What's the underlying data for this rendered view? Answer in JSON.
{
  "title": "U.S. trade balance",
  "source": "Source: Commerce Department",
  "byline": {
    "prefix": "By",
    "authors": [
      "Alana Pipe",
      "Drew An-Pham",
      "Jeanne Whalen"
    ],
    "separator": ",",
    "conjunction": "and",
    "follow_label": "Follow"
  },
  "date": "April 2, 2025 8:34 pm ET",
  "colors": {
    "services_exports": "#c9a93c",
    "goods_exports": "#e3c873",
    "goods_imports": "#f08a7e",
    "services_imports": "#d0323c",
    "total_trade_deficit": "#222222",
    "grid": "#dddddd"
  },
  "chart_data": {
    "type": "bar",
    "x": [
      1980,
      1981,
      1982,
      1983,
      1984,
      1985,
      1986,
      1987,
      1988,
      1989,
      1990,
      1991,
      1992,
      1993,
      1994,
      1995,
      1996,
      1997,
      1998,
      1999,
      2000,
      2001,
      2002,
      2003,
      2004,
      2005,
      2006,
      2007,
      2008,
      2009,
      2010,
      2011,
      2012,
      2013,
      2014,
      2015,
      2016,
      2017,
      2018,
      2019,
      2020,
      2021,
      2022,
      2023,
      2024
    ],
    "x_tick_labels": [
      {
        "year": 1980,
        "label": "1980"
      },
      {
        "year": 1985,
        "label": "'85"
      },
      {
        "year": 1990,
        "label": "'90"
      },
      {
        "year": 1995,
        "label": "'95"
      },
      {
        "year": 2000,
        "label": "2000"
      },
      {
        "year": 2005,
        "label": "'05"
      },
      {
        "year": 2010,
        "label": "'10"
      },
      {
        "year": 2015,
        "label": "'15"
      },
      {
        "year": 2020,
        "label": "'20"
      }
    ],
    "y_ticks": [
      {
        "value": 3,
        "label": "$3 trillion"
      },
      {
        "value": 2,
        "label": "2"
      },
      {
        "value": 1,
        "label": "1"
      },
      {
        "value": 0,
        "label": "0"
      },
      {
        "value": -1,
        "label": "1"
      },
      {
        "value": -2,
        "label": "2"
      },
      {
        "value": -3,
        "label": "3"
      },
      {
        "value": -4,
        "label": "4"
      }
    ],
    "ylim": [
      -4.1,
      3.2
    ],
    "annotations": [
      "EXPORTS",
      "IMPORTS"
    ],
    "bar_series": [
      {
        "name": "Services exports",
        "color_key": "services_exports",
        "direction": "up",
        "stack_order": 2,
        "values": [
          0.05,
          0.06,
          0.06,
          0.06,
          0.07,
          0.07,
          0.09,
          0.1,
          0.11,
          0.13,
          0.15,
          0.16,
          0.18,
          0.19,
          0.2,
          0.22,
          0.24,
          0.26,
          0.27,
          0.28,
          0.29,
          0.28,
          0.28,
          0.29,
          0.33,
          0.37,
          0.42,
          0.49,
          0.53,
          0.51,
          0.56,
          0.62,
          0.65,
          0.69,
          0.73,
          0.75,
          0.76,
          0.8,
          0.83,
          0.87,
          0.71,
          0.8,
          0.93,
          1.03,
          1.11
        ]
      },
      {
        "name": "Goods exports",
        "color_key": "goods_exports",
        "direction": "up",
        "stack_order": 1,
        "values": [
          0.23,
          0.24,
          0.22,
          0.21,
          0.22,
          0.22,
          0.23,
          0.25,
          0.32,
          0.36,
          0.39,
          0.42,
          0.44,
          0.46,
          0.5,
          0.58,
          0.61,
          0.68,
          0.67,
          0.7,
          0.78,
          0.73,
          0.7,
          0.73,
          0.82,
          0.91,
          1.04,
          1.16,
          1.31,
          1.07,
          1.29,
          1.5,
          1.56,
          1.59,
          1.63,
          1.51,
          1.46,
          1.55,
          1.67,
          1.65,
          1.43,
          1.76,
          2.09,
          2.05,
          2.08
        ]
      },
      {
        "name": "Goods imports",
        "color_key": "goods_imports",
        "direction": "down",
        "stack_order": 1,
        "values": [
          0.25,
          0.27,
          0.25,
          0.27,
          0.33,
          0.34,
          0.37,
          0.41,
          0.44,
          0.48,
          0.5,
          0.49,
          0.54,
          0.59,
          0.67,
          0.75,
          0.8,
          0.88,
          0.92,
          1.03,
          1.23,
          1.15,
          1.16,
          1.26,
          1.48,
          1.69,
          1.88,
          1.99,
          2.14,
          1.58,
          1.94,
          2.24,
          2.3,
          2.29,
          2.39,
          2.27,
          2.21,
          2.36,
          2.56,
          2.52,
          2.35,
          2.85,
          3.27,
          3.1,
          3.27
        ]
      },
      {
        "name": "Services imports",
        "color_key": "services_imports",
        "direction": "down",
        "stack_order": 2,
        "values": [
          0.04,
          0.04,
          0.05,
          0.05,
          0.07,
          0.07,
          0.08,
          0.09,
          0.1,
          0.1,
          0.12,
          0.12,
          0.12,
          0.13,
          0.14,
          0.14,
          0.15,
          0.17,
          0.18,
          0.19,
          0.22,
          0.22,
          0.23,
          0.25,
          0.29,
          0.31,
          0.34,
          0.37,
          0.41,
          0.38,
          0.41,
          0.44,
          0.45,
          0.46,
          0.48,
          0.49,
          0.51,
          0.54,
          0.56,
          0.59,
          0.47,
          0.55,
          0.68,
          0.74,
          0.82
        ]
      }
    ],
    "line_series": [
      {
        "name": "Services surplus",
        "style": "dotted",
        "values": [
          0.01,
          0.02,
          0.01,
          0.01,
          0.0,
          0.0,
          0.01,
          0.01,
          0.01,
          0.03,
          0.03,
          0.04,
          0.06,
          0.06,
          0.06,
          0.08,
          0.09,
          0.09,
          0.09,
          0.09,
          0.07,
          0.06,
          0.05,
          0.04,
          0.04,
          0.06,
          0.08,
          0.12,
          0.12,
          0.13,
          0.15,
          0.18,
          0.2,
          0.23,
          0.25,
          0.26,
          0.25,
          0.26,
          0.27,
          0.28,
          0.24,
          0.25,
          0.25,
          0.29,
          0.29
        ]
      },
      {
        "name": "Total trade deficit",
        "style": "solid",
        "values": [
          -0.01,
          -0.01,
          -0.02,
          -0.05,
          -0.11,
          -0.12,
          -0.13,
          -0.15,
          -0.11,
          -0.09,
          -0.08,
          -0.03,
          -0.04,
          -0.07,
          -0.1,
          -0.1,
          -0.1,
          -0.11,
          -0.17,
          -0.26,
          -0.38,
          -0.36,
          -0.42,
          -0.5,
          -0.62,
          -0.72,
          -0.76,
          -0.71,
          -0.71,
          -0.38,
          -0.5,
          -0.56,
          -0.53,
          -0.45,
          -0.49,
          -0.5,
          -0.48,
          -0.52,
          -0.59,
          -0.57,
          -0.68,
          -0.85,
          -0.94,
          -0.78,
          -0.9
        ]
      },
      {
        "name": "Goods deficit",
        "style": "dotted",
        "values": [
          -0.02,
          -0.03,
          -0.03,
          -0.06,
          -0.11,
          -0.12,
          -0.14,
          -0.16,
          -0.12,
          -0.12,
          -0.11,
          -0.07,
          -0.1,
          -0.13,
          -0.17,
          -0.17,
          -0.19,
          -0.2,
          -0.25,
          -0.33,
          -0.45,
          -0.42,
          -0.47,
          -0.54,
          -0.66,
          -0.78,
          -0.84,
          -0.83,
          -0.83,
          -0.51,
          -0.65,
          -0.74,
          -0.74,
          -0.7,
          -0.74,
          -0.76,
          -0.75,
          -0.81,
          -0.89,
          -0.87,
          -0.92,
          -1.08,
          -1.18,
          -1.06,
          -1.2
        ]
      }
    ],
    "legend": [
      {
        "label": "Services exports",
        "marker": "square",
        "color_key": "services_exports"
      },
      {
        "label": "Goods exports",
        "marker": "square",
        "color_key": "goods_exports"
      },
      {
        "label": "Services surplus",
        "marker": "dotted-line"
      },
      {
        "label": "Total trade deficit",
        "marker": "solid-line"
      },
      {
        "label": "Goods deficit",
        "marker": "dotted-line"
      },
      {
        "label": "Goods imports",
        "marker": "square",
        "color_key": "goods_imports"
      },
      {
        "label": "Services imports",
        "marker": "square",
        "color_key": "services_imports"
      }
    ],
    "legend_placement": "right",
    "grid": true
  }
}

══════

■ REQUIRED TASK: Look through the entries and find each line that has the string "year". Copy those lines.

■ COMPLETE OUTPUT:
        "year": 1980,
        "year": 1985,
        "year": 1990,
        "year": 1995,
        "year": 2000,
        "year": 2005,
        "year": 2010,
        "year": 2015,
        "year": 2020,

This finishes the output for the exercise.